--- begin Material for this exercise ---

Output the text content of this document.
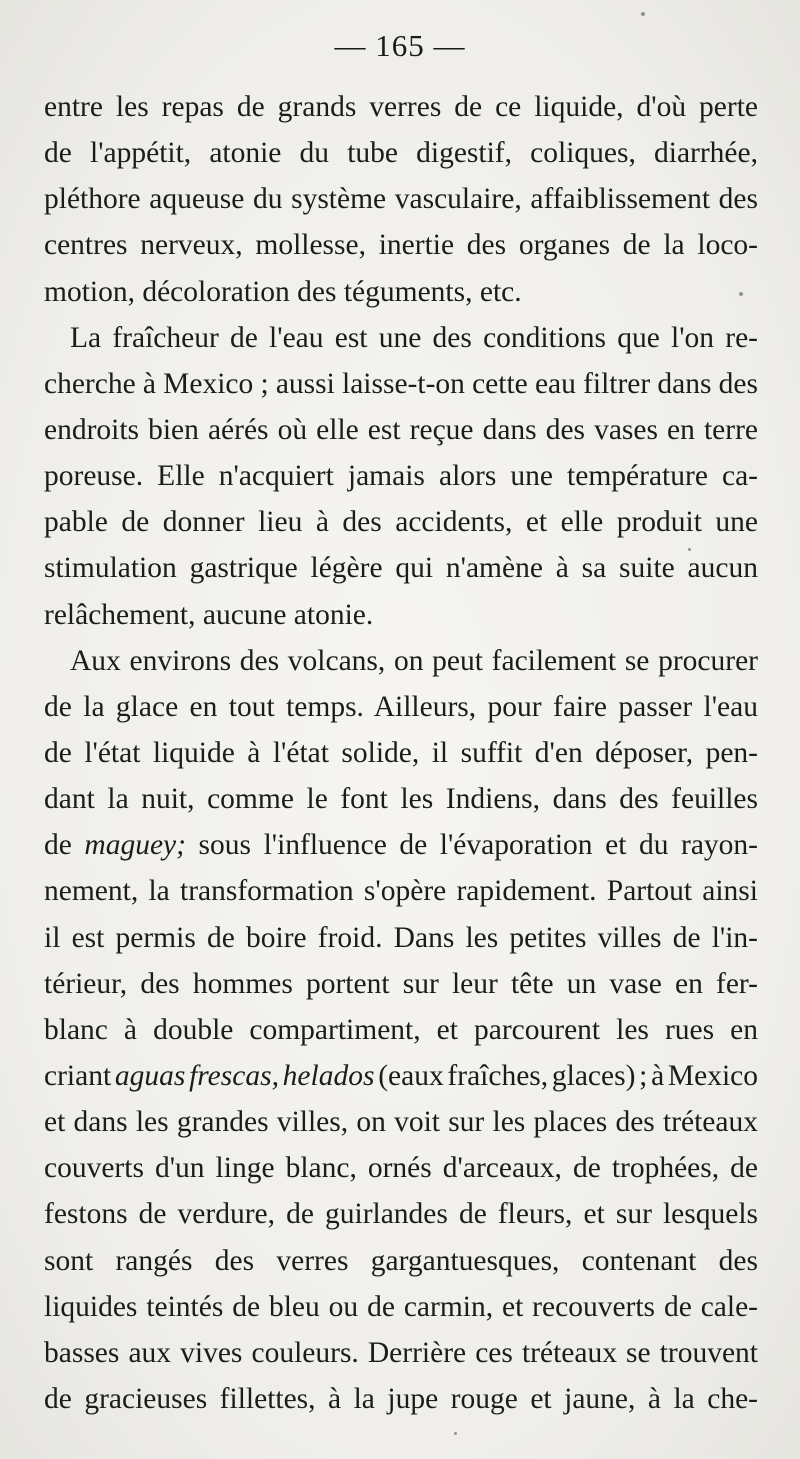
— 165 —
entre les repas de grands verres de ce liquide, d'où perte
de l'appétit, atonie du tube digestif, coliques, diarrhée,
pléthore aqueuse du système vasculaire, affaiblissement des
centres nerveux, mollesse, inertie des organes de la loco-
motion, décoloration des téguments, etc.
La fraîcheur de l'eau est une des conditions que l'on re-
cherche à Mexico ; aussi laisse-t-on cette eau filtrer dans des
endroits bien aérés où elle est reçue dans des vases en terre
poreuse. Elle n'acquiert jamais alors une température ca-
pable de donner lieu à des accidents, et elle produit une
stimulation gastrique légère qui n'amène à sa suite aucun
relâchement, aucune atonie.
Aux environs des volcans, on peut facilement se procurer
de la glace en tout temps. Ailleurs, pour faire passer l'eau
de l'état liquide à l'état solide, il suffit d'en déposer, pen-
dant la nuit, comme le font les Indiens, dans des feuilles
de maguey; sous l'influence de l'évaporation et du rayon-
nement, la transformation s'opère rapidement. Partout ainsi
il est permis de boire froid. Dans les petites villes de l'in-
térieur, des hommes portent sur leur tête un vase en fer-
blanc à double compartiment, et parcourent les rues en
criant aguas frescas, helados (eaux fraîches, glaces) ; à Mexico
et dans les grandes villes, on voit sur les places des tréteaux
couverts d'un linge blanc, ornés d'arceaux, de trophées, de
festons de verdure, de guirlandes de fleurs, et sur lesquels
sont rangés des verres gargantuesques, contenant des
liquides teintés de bleu ou de carmin, et recouverts de cale-
basses aux vives couleurs. Derrière ces tréteaux se trouvent
de gracieuses fillettes, à la jupe rouge et jaune, à la che-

--- end Material for this exercise ---

• [Instructions to follow]:
Quote the full listing above word for word; exclude every picture from the copy.

• [Response]:
Output the text content of this document.
— 165 —
entre les repas de grands verres de ce liquide, d'où perte
de l'appétit, atonie du tube digestif, coliques, diarrhée,
pléthore aqueuse du système vasculaire, affaiblissement des
centres nerveux, mollesse, inertie des organes de la loco-
motion, décoloration des téguments, etc.
La fraîcheur de l'eau est une des conditions que l'on re-
cherche à Mexico ; aussi laisse-t-on cette eau filtrer dans des
endroits bien aérés où elle est reçue dans des vases en terre
poreuse. Elle n'acquiert jamais alors une température ca-
pable de donner lieu à des accidents, et elle produit une
stimulation gastrique légère qui n'amène à sa suite aucun
relâchement, aucune atonie.
Aux environs des volcans, on peut facilement se procurer
de la glace en tout temps. Ailleurs, pour faire passer l'eau
de l'état liquide à l'état solide, il suffit d'en déposer, pen-
dant la nuit, comme le font les Indiens, dans des feuilles
de maguey; sous l'influence de l'évaporation et du rayon-
nement, la transformation s'opère rapidement. Partout ainsi
il est permis de boire froid. Dans les petites villes de l'in-
térieur, des hommes portent sur leur tête un vase en fer-
blanc à double compartiment, et parcourent les rues en
criant aguas frescas, helados (eaux fraîches, glaces) ; à Mexico
et dans les grandes villes, on voit sur les places des tréteaux
couverts d'un linge blanc, ornés d'arceaux, de trophées, de
festons de verdure, de guirlandes de fleurs, et sur lesquels
sont rangés des verres gargantuesques, contenant des
liquides teintés de bleu ou de carmin, et recouverts de cale-
basses aux vives couleurs. Derrière ces tréteaux se trouvent
de gracieuses fillettes, à la jupe rouge et jaune, à la che-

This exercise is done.